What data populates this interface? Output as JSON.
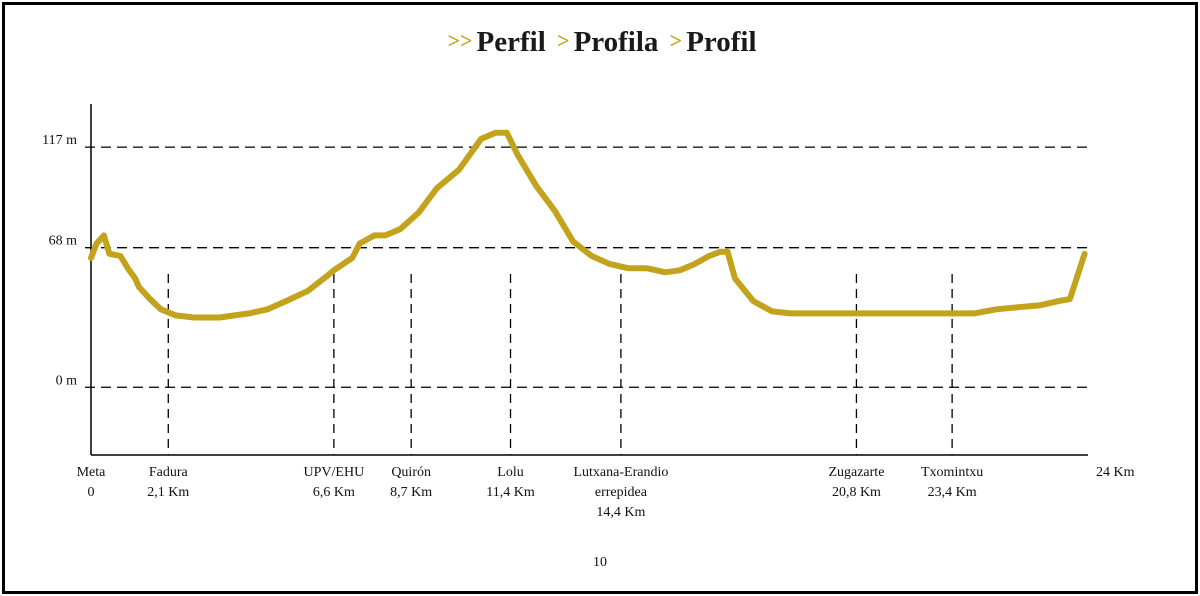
{
  "page": {
    "number": "10"
  },
  "title": {
    "sep1": ">>",
    "t1": "Perfil",
    "sep2": ">",
    "t2": "Profila",
    "sep3": ">",
    "t3": "Profil"
  },
  "colors": {
    "line": "#c3a31b",
    "axis": "#000000",
    "grid": "#000000"
  },
  "chart_data": {
    "type": "area",
    "title": "Perfil > Profila > Profil",
    "xlabel": "",
    "ylabel": "",
    "x_range_km": [
      0,
      24
    ],
    "y_range_m": [
      -33,
      138
    ],
    "grid": "dashed horizontal lines at y ticks; dashed vertical drop lines at waypoints",
    "y_ticks": [
      {
        "value": 0,
        "label": "0 m"
      },
      {
        "value": 68,
        "label": "68 m"
      },
      {
        "value": 117,
        "label": "117 m"
      }
    ],
    "x_end_label": "24 Km",
    "waypoints": [
      {
        "km": 0,
        "name": "Meta",
        "dist": "0",
        "extra": "",
        "drop": false
      },
      {
        "km": 2.1,
        "name": "Fadura",
        "dist": "2,1 Km",
        "extra": "",
        "drop": true
      },
      {
        "km": 6.6,
        "name": "UPV/EHU",
        "dist": "6,6 Km",
        "extra": "",
        "drop": true
      },
      {
        "km": 8.7,
        "name": "Quirón",
        "dist": "8,7 Km",
        "extra": "",
        "drop": true
      },
      {
        "km": 11.4,
        "name": "Lolu",
        "dist": "11,4 Km",
        "extra": "",
        "drop": true
      },
      {
        "km": 14.4,
        "name": "Lutxana-Erandio",
        "dist": "errepidea",
        "extra": "14,4 Km",
        "drop": true
      },
      {
        "km": 20.8,
        "name": "Zugazarte",
        "dist": "20,8 Km",
        "extra": "",
        "drop": true
      },
      {
        "km": 23.4,
        "name": "Txomintxu",
        "dist": "23,4 Km",
        "extra": "",
        "drop": true
      }
    ],
    "series": [
      {
        "values": [
          [
            0.0,
            63
          ],
          [
            0.15,
            70
          ],
          [
            0.35,
            74
          ],
          [
            0.5,
            65
          ],
          [
            0.8,
            64
          ],
          [
            1.0,
            58
          ],
          [
            1.2,
            53
          ],
          [
            1.3,
            49
          ],
          [
            1.6,
            43
          ],
          [
            1.9,
            38
          ],
          [
            2.3,
            35
          ],
          [
            2.8,
            34
          ],
          [
            3.5,
            34
          ],
          [
            3.9,
            35
          ],
          [
            4.3,
            36
          ],
          [
            4.8,
            38
          ],
          [
            5.3,
            42
          ],
          [
            5.9,
            47
          ],
          [
            6.4,
            54
          ],
          [
            6.6,
            57
          ],
          [
            7.1,
            63
          ],
          [
            7.3,
            70
          ],
          [
            7.7,
            74
          ],
          [
            8.0,
            74
          ],
          [
            8.4,
            77
          ],
          [
            8.9,
            85
          ],
          [
            9.4,
            97
          ],
          [
            10.0,
            106
          ],
          [
            10.6,
            121
          ],
          [
            11.0,
            124
          ],
          [
            11.3,
            124
          ],
          [
            11.6,
            113
          ],
          [
            12.1,
            98
          ],
          [
            12.6,
            86
          ],
          [
            13.1,
            71
          ],
          [
            13.6,
            64
          ],
          [
            14.1,
            60
          ],
          [
            14.6,
            58
          ],
          [
            15.1,
            58
          ],
          [
            15.6,
            56
          ],
          [
            16.0,
            57
          ],
          [
            16.4,
            60
          ],
          [
            16.8,
            64
          ],
          [
            17.1,
            66
          ],
          [
            17.3,
            66
          ],
          [
            17.5,
            53
          ],
          [
            18.0,
            42
          ],
          [
            18.5,
            37
          ],
          [
            19.0,
            36
          ],
          [
            20.0,
            36
          ],
          [
            21.0,
            36
          ],
          [
            22.0,
            36
          ],
          [
            22.9,
            36
          ],
          [
            23.5,
            36
          ],
          [
            24.0,
            36
          ],
          [
            24.6,
            38
          ],
          [
            25.2,
            39
          ],
          [
            25.8,
            40
          ],
          [
            26.3,
            42
          ],
          [
            26.6,
            43
          ],
          [
            27.0,
            65
          ]
        ]
      }
    ]
  }
}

────────────────────────────────────────

*What this task involves*
All of the material above needs to be restated exactly, with no pictures.

*The result*
What data populates this interface? Output as JSON.
{
  "page": {
    "number": "10"
  },
  "title": {
    "sep1": ">>",
    "t1": "Perfil",
    "sep2": ">",
    "t2": "Profila",
    "sep3": ">",
    "t3": "Profil"
  },
  "colors": {
    "line": "#c3a31b",
    "axis": "#000000",
    "grid": "#000000"
  },
  "chart_data": {
    "type": "area",
    "title": "Perfil > Profila > Profil",
    "xlabel": "",
    "ylabel": "",
    "x_range_km": [
      0,
      24
    ],
    "y_range_m": [
      -33,
      138
    ],
    "grid": "dashed horizontal lines at y ticks; dashed vertical drop lines at waypoints",
    "y_ticks": [
      {
        "value": 0,
        "label": "0 m"
      },
      {
        "value": 68,
        "label": "68 m"
      },
      {
        "value": 117,
        "label": "117 m"
      }
    ],
    "x_end_label": "24 Km",
    "waypoints": [
      {
        "km": 0,
        "name": "Meta",
        "dist": "0",
        "extra": "",
        "drop": false
      },
      {
        "km": 2.1,
        "name": "Fadura",
        "dist": "2,1 Km",
        "extra": "",
        "drop": true
      },
      {
        "km": 6.6,
        "name": "UPV/EHU",
        "dist": "6,6 Km",
        "extra": "",
        "drop": true
      },
      {
        "km": 8.7,
        "name": "Quirón",
        "dist": "8,7 Km",
        "extra": "",
        "drop": true
      },
      {
        "km": 11.4,
        "name": "Lolu",
        "dist": "11,4 Km",
        "extra": "",
        "drop": true
      },
      {
        "km": 14.4,
        "name": "Lutxana-Erandio",
        "dist": "errepidea",
        "extra": "14,4 Km",
        "drop": true
      },
      {
        "km": 20.8,
        "name": "Zugazarte",
        "dist": "20,8 Km",
        "extra": "",
        "drop": true
      },
      {
        "km": 23.4,
        "name": "Txomintxu",
        "dist": "23,4 Km",
        "extra": "",
        "drop": true
      }
    ],
    "series": [
      {
        "values": [
          [
            0.0,
            63
          ],
          [
            0.15,
            70
          ],
          [
            0.35,
            74
          ],
          [
            0.5,
            65
          ],
          [
            0.8,
            64
          ],
          [
            1.0,
            58
          ],
          [
            1.2,
            53
          ],
          [
            1.3,
            49
          ],
          [
            1.6,
            43
          ],
          [
            1.9,
            38
          ],
          [
            2.3,
            35
          ],
          [
            2.8,
            34
          ],
          [
            3.5,
            34
          ],
          [
            3.9,
            35
          ],
          [
            4.3,
            36
          ],
          [
            4.8,
            38
          ],
          [
            5.3,
            42
          ],
          [
            5.9,
            47
          ],
          [
            6.4,
            54
          ],
          [
            6.6,
            57
          ],
          [
            7.1,
            63
          ],
          [
            7.3,
            70
          ],
          [
            7.7,
            74
          ],
          [
            8.0,
            74
          ],
          [
            8.4,
            77
          ],
          [
            8.9,
            85
          ],
          [
            9.4,
            97
          ],
          [
            10.0,
            106
          ],
          [
            10.6,
            121
          ],
          [
            11.0,
            124
          ],
          [
            11.3,
            124
          ],
          [
            11.6,
            113
          ],
          [
            12.1,
            98
          ],
          [
            12.6,
            86
          ],
          [
            13.1,
            71
          ],
          [
            13.6,
            64
          ],
          [
            14.1,
            60
          ],
          [
            14.6,
            58
          ],
          [
            15.1,
            58
          ],
          [
            15.6,
            56
          ],
          [
            16.0,
            57
          ],
          [
            16.4,
            60
          ],
          [
            16.8,
            64
          ],
          [
            17.1,
            66
          ],
          [
            17.3,
            66
          ],
          [
            17.5,
            53
          ],
          [
            18.0,
            42
          ],
          [
            18.5,
            37
          ],
          [
            19.0,
            36
          ],
          [
            20.0,
            36
          ],
          [
            21.0,
            36
          ],
          [
            22.0,
            36
          ],
          [
            22.9,
            36
          ],
          [
            23.5,
            36
          ],
          [
            24.0,
            36
          ],
          [
            24.6,
            38
          ],
          [
            25.2,
            39
          ],
          [
            25.8,
            40
          ],
          [
            26.3,
            42
          ],
          [
            26.6,
            43
          ],
          [
            27.0,
            65
          ]
        ]
      }
    ]
  }
}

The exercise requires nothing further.